• Task requirements
Write out each line that follows exactly as it stands, without the pictures.

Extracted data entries
>>>>

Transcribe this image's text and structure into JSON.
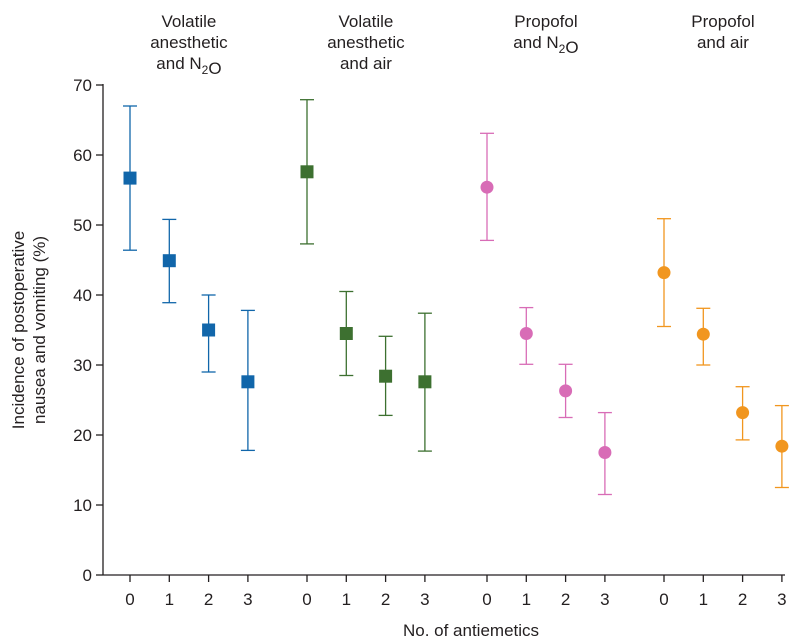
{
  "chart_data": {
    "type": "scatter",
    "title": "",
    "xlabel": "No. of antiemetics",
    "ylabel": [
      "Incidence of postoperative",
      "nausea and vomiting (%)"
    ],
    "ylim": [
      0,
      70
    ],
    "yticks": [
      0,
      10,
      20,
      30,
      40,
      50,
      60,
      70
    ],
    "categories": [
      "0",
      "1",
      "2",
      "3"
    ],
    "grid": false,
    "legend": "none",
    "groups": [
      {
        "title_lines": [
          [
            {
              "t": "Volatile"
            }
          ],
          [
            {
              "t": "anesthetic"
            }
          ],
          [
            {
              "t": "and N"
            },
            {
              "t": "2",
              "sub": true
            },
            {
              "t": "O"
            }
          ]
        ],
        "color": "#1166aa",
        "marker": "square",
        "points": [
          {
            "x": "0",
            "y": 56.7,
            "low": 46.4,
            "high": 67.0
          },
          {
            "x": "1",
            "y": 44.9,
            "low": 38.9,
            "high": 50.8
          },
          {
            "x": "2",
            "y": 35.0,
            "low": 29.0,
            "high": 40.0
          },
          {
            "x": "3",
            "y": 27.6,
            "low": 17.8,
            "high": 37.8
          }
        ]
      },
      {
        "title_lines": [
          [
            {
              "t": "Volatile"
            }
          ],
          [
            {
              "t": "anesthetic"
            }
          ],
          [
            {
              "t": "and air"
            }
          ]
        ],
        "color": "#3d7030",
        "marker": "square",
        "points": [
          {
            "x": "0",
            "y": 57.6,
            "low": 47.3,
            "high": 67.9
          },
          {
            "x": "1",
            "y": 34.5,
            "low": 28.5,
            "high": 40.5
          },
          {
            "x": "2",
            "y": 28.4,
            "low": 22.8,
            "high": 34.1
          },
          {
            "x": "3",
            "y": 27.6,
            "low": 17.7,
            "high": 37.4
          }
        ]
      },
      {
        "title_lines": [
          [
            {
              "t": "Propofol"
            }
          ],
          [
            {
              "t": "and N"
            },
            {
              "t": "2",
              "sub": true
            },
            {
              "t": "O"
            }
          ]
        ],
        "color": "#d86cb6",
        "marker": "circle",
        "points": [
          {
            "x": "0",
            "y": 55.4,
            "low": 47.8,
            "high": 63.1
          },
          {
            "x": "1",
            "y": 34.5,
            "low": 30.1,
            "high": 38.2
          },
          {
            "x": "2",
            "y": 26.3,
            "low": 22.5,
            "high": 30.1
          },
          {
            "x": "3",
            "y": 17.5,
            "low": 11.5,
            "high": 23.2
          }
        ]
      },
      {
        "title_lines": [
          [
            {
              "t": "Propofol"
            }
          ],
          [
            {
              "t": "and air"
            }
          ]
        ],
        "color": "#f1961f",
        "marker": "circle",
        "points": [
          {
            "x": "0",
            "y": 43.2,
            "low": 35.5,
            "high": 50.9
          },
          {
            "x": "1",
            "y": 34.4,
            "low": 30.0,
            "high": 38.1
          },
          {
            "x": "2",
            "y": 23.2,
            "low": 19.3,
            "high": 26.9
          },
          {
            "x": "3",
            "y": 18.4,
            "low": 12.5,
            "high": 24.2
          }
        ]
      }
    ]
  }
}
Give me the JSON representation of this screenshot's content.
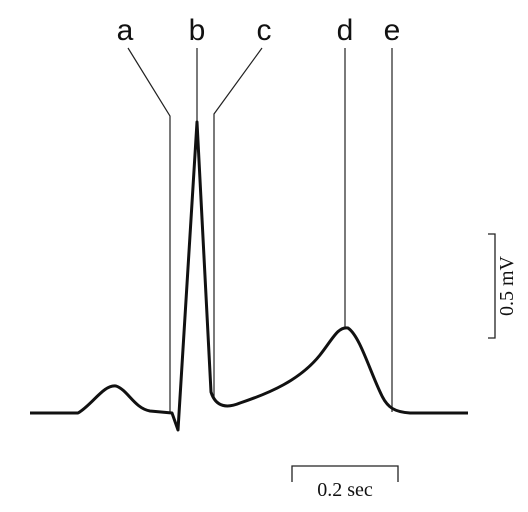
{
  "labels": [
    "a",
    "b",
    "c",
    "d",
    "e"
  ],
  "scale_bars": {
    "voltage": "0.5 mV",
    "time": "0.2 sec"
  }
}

<<<<

• Written solution
Transcribe this image's text and structure into JSON.
{
  "chart_data": {
    "type": "scatter",
    "title": "",
    "xlabel": "No. of antiemetics",
    "ylabel": [
      "Incidence of postoperative",
      "nausea and vomiting (%)"
    ],
    "ylim": [
      0,
      70
    ],
    "yticks": [
      0,
      10,
      20,
      30,
      40,
      50,
      60,
      70
    ],
    "categories": [
      "0",
      "1",
      "2",
      "3"
    ],
    "grid": false,
    "legend": "none",
    "groups": [
      {
        "title_lines": [
          [
            {
              "t": "Volatile"
            }
          ],
          [
            {
              "t": "anesthetic"
            }
          ],
          [
            {
              "t": "and N"
            },
            {
              "t": "2",
              "sub": true
            },
            {
              "t": "O"
            }
          ]
        ],
        "color": "#1166aa",
        "marker": "square",
        "points": [
          {
            "x": "0",
            "y": 56.7,
            "low": 46.4,
            "high": 67.0
          },
          {
            "x": "1",
            "y": 44.9,
            "low": 38.9,
            "high": 50.8
          },
          {
            "x": "2",
            "y": 35.0,
            "low": 29.0,
            "high": 40.0
          },
          {
            "x": "3",
            "y": 27.6,
            "low": 17.8,
            "high": 37.8
          }
        ]
      },
      {
        "title_lines": [
          [
            {
              "t": "Volatile"
            }
          ],
          [
            {
              "t": "anesthetic"
            }
          ],
          [
            {
              "t": "and air"
            }
          ]
        ],
        "color": "#3d7030",
        "marker": "square",
        "points": [
          {
            "x": "0",
            "y": 57.6,
            "low": 47.3,
            "high": 67.9
          },
          {
            "x": "1",
            "y": 34.5,
            "low": 28.5,
            "high": 40.5
          },
          {
            "x": "2",
            "y": 28.4,
            "low": 22.8,
            "high": 34.1
          },
          {
            "x": "3",
            "y": 27.6,
            "low": 17.7,
            "high": 37.4
          }
        ]
      },
      {
        "title_lines": [
          [
            {
              "t": "Propofol"
            }
          ],
          [
            {
              "t": "and N"
            },
            {
              "t": "2",
              "sub": true
            },
            {
              "t": "O"
            }
          ]
        ],
        "color": "#d86cb6",
        "marker": "circle",
        "points": [
          {
            "x": "0",
            "y": 55.4,
            "low": 47.8,
            "high": 63.1
          },
          {
            "x": "1",
            "y": 34.5,
            "low": 30.1,
            "high": 38.2
          },
          {
            "x": "2",
            "y": 26.3,
            "low": 22.5,
            "high": 30.1
          },
          {
            "x": "3",
            "y": 17.5,
            "low": 11.5,
            "high": 23.2
          }
        ]
      },
      {
        "title_lines": [
          [
            {
              "t": "Propofol"
            }
          ],
          [
            {
              "t": "and air"
            }
          ]
        ],
        "color": "#f1961f",
        "marker": "circle",
        "points": [
          {
            "x": "0",
            "y": 43.2,
            "low": 35.5,
            "high": 50.9
          },
          {
            "x": "1",
            "y": 34.4,
            "low": 30.0,
            "high": 38.1
          },
          {
            "x": "2",
            "y": 23.2,
            "low": 19.3,
            "high": 26.9
          },
          {
            "x": "3",
            "y": 18.4,
            "low": 12.5,
            "high": 24.2
          }
        ]
      }
    ]
  }
}
Give me the JSON representation of this screenshot's content.
{
  "labels": [
    "a",
    "b",
    "c",
    "d",
    "e"
  ],
  "scale_bars": {
    "voltage": "0.5 mV",
    "time": "0.2 sec"
  }
}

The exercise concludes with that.